*TASK PROMPT*.
Every line below that includes "this" counts toward the total. Report that total alone.
··· AVAILABLE DATA
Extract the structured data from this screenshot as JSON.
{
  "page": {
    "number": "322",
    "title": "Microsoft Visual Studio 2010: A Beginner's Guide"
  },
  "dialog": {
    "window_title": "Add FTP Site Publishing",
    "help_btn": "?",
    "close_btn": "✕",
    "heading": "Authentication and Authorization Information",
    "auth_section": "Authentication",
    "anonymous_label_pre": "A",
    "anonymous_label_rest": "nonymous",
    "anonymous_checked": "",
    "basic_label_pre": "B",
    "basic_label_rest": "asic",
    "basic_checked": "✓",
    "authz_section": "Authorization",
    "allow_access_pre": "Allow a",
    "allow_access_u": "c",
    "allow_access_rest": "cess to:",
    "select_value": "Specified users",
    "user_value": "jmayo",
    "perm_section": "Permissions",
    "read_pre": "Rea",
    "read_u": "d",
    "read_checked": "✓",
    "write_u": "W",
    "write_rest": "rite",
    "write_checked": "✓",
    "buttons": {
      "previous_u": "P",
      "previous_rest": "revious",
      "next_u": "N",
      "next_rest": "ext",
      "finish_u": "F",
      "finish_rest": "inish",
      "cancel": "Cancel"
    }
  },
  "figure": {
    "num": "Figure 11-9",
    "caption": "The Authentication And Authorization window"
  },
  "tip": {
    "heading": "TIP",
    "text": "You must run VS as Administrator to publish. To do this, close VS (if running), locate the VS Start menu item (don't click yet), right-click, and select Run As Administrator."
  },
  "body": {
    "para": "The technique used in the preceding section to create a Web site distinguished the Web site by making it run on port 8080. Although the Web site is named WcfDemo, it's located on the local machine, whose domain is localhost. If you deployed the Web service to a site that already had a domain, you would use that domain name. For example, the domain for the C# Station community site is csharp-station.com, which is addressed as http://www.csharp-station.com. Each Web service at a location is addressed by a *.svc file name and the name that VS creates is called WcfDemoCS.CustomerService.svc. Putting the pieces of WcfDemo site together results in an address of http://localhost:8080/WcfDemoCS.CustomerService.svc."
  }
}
······
*EXERCISE OUTPUT*.
2